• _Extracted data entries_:
■ ■ ■ ■
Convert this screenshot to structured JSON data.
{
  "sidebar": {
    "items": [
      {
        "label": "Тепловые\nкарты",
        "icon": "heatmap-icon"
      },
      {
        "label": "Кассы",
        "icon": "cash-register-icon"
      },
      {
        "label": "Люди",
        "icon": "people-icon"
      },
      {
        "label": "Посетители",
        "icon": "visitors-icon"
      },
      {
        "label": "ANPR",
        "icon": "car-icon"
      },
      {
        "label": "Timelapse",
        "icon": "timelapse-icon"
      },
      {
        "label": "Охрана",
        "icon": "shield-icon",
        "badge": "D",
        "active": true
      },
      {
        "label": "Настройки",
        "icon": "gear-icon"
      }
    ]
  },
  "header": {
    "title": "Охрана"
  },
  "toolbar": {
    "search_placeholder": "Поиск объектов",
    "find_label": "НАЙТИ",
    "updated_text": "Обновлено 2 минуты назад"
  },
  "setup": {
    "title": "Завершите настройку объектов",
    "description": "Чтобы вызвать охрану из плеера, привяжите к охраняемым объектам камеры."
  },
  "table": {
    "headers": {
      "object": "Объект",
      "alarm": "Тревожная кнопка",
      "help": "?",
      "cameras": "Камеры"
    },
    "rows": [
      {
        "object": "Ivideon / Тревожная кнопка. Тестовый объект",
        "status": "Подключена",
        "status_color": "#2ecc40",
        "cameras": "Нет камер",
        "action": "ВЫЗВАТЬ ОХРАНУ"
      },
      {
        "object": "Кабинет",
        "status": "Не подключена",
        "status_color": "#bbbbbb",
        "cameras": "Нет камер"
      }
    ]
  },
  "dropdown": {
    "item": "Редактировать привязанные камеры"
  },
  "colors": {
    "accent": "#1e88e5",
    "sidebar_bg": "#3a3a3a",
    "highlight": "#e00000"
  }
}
■ ■ ■ ■
• _Written request_:
Please reproduce every line of the material word for word.

• _Written solution_:
Convert this screenshot to structured JSON data.
{
  "sidebar": {
    "items": [
      {
        "label": "Тепловые\nкарты",
        "icon": "heatmap-icon"
      },
      {
        "label": "Кассы",
        "icon": "cash-register-icon"
      },
      {
        "label": "Люди",
        "icon": "people-icon"
      },
      {
        "label": "Посетители",
        "icon": "visitors-icon"
      },
      {
        "label": "ANPR",
        "icon": "car-icon"
      },
      {
        "label": "Timelapse",
        "icon": "timelapse-icon"
      },
      {
        "label": "Охрана",
        "icon": "shield-icon",
        "badge": "D",
        "active": true
      },
      {
        "label": "Настройки",
        "icon": "gear-icon"
      }
    ]
  },
  "header": {
    "title": "Охрана"
  },
  "toolbar": {
    "search_placeholder": "Поиск объектов",
    "find_label": "НАЙТИ",
    "updated_text": "Обновлено 2 минуты назад"
  },
  "setup": {
    "title": "Завершите настройку объектов",
    "description": "Чтобы вызвать охрану из плеера, привяжите к охраняемым объектам камеры."
  },
  "table": {
    "headers": {
      "object": "Объект",
      "alarm": "Тревожная кнопка",
      "help": "?",
      "cameras": "Камеры"
    },
    "rows": [
      {
        "object": "Ivideon / Тревожная кнопка. Тестовый объект",
        "status": "Подключена",
        "status_color": "#2ecc40",
        "cameras": "Нет камер",
        "action": "ВЫЗВАТЬ ОХРАНУ"
      },
      {
        "object": "Кабинет",
        "status": "Не подключена",
        "status_color": "#bbbbbb",
        "cameras": "Нет камер"
      }
    ]
  },
  "dropdown": {
    "item": "Редактировать привязанные камеры"
  },
  "colors": {
    "accent": "#1e88e5",
    "sidebar_bg": "#3a3a3a",
    "highlight": "#e00000"
  }
}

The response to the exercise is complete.